■ **Parts of the exercise**
[a] List every place named in the post about historical sites in England.
[b] According to the post about historical sites in England, where are Henry VII and Lady Elizabeth of York buried?
[c] Carry on the post about historical sites in England from its last sentence.

■ **Study text**
--- --- ---

Recently my friend Katie wrote the following comment under my post on Chichester: “I love the photo of the tomb with the couple holding hands. Isn’t it amazing to walk among such history?” Her words inspired me to revisit those places where I’ve come face to face with History while in England.
I recently read The Red Queen by Philippa Gregory. This historical novel is set in the late 15th century and tells the story of Lady Margaret Beaufort and how she helped her son Henry gain the throne of England. Henry VII and his Queen, Lady Elizabeth of York, are buried in Westminster Abbey, in the magnificent Lady Chapel. Not only did I enjoy its wonderful artwork, I also knew about them and that, in a way, helped put a face to the characters from the book.
It’s interesting how even films help you appreciate historical places and events. While in Westminster Abbey, I saw the tomb of Edward I, also known as Edward Longshanks. I told my friend “This is Edward Longshanks!” Blank stare. “You know, the king from Braveheart.” He knew exactly who I was talking about.

--- --- ---

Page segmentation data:
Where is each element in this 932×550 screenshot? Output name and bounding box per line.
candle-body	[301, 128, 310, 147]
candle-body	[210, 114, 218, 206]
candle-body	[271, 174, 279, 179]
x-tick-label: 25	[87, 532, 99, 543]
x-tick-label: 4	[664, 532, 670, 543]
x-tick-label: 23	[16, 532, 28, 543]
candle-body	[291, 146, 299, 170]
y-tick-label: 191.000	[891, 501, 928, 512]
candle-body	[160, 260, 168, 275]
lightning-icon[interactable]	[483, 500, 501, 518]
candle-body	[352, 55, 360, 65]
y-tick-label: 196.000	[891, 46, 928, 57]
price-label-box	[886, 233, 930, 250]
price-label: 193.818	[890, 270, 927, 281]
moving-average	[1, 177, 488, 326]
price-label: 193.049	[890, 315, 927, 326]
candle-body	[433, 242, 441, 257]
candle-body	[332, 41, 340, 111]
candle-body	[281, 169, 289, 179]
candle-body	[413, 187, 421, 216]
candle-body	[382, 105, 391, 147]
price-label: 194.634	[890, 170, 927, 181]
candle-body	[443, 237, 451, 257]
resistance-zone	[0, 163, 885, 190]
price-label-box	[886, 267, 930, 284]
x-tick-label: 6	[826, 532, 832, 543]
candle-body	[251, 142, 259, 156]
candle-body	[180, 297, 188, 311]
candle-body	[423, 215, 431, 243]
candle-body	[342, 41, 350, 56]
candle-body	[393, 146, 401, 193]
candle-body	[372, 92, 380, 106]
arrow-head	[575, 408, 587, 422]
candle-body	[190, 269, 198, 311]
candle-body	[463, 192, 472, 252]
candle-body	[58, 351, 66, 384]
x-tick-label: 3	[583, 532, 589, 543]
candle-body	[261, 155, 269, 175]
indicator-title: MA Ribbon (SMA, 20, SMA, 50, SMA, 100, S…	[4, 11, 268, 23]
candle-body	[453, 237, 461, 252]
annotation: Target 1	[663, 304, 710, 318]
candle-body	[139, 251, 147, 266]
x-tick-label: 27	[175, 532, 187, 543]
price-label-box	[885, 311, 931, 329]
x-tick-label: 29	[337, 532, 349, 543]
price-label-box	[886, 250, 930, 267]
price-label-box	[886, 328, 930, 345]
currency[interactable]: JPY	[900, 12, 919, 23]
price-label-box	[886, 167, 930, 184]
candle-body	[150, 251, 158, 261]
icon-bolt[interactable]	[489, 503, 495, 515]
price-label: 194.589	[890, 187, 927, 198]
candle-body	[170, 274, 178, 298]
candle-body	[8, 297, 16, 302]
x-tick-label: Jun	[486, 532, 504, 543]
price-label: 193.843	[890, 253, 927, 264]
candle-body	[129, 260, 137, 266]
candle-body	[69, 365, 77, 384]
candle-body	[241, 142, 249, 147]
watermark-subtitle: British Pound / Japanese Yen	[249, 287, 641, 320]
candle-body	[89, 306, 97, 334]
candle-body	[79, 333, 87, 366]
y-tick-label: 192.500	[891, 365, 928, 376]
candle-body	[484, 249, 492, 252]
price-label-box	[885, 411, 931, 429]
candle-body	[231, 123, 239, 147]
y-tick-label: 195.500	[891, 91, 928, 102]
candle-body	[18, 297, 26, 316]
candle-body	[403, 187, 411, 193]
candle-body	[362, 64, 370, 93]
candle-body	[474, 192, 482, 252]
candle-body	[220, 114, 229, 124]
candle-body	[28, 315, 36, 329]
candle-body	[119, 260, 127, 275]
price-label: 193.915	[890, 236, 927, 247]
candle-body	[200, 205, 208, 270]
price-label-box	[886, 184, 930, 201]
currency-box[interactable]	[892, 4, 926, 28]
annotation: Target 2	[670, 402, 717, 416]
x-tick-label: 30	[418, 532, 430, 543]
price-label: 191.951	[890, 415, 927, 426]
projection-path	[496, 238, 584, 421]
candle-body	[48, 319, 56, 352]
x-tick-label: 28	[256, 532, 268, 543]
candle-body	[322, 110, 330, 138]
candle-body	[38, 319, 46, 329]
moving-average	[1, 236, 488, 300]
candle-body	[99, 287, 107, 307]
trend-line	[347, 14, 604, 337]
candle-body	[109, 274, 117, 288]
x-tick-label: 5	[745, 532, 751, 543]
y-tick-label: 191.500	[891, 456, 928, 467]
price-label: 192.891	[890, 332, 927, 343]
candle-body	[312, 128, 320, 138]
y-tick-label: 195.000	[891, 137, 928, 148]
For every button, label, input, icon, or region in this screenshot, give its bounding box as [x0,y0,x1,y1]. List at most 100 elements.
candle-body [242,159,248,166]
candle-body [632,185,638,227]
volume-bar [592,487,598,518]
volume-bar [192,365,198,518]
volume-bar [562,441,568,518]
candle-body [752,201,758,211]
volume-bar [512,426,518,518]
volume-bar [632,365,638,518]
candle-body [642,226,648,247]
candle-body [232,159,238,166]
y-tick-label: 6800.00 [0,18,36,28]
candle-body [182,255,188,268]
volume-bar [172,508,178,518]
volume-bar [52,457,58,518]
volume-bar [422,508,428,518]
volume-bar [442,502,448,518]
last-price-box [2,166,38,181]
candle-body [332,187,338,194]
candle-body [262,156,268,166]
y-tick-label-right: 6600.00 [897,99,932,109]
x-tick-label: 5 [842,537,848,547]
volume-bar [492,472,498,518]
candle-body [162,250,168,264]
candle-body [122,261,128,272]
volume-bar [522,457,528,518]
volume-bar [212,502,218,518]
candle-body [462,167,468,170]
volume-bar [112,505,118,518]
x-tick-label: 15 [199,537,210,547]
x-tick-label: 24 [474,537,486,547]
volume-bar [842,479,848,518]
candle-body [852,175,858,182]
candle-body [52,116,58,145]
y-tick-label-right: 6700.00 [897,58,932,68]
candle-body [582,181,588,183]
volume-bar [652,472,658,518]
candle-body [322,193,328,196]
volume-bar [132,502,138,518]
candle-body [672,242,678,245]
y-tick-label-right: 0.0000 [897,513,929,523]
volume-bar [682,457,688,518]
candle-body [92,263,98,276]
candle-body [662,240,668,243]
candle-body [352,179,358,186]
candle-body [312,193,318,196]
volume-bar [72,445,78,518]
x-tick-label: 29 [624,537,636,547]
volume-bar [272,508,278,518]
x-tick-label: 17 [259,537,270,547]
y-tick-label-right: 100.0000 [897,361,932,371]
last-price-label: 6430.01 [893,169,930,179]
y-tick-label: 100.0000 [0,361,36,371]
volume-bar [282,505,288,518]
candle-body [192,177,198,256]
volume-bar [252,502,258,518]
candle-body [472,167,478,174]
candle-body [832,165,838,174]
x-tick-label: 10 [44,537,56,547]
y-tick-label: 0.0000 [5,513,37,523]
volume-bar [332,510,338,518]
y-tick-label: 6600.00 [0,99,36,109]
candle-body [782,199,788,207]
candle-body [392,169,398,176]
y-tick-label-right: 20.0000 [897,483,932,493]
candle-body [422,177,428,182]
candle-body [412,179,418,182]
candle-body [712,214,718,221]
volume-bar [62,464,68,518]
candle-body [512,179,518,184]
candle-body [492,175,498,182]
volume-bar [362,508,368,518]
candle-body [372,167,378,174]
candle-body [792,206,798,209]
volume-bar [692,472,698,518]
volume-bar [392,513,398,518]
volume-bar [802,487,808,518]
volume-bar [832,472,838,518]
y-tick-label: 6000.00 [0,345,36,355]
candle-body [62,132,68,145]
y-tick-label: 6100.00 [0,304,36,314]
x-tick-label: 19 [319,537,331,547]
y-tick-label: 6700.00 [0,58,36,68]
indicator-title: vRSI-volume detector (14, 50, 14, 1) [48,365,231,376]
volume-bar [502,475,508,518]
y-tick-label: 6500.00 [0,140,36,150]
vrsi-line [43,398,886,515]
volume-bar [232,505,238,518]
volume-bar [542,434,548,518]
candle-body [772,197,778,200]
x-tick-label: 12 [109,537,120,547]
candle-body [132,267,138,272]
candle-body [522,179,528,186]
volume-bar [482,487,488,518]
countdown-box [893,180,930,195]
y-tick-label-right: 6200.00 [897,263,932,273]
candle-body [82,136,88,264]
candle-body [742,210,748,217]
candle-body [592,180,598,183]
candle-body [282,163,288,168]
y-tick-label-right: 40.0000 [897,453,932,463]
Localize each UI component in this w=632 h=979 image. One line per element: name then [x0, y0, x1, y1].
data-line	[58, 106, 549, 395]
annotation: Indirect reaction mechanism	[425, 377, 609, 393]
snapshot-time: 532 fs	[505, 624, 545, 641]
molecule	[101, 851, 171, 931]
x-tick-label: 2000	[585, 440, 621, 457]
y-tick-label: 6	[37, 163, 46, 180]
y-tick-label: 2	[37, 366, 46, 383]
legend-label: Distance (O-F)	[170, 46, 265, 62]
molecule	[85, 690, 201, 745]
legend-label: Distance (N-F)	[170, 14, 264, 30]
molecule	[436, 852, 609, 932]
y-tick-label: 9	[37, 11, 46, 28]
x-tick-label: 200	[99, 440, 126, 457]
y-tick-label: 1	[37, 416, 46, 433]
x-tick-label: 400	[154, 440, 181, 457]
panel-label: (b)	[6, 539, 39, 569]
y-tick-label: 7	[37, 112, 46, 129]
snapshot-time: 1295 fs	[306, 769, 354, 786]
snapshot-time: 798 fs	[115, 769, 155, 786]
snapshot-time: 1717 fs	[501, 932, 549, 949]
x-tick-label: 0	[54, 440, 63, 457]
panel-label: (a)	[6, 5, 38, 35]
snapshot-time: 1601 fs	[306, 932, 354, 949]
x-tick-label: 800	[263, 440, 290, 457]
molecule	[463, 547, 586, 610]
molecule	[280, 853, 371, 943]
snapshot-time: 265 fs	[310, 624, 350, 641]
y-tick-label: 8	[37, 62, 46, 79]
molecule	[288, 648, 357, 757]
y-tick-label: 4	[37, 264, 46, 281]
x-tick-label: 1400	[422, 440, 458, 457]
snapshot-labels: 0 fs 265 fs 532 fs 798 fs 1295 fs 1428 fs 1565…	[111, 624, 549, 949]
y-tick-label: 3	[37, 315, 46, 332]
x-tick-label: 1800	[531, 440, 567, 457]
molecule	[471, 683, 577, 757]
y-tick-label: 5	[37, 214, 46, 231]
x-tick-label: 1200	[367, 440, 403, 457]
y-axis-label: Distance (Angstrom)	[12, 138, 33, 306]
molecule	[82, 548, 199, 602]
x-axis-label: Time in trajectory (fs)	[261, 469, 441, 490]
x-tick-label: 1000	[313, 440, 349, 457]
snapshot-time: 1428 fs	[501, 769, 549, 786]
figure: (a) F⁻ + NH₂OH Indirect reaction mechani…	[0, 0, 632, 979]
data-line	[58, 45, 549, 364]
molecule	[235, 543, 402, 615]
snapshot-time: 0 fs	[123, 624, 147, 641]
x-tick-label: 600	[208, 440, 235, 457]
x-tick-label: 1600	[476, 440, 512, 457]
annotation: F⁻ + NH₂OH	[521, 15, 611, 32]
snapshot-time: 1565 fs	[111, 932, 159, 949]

--- --- ---

■ **List of answers**
[a] Chichester, England, Westminster Abbey, Lady Chapel

[b] In the Lady Chapel of Westminster Abbey.

[c]
Canterbury was a very popular pilgrimage site in the Middle Ages. Thousands flocked to the Cathedral to kneel at the shrine of St Thomas Beckett. The place where he was murdered is marked by a modern altar.
The city and its pilgrims inspired Geoffrey Chaucer’s Canterbury Tales (although I haven’t read the book, I saw Chaucer’s tomb in Westminster Abbey.) I visited Eastgate Hospital, where the poorest pilgrims were given a bed and a meal. It helped bring all those pilgrims stories to life. I was surprised to see Edward the Black Prince’s tomb in Canterbury Cathedral too. All those stories of chivalry and battles (Crecy, Poitiers, and so on) came rushing back.
I have to admit that the fact that I can recognise a handful of famous historical figures or know a bit of the history of a place makes me feel a little smug. And a lot like a nerd. The only occasion in which facing History troubled me was when I took a harbour tour in Portsmouth and it took me by surprise.
As we sailed past the naval base, the guide described the characteristics of every vessel, destroyer, and the like docked there. I wasn’t very interested until a name made my ears perk up: HMS Exeter. I remembered that name very well from my childhood. This destroyer was deployed to the Malvinas (Falklands for some) in 1982 to replace HMS Sheffield, which had been sunk by the Argentinean Navy. I was 10 at the time. HMS Exeter appeared in new broadcasts at the time because it shot down Argentinean aircraft.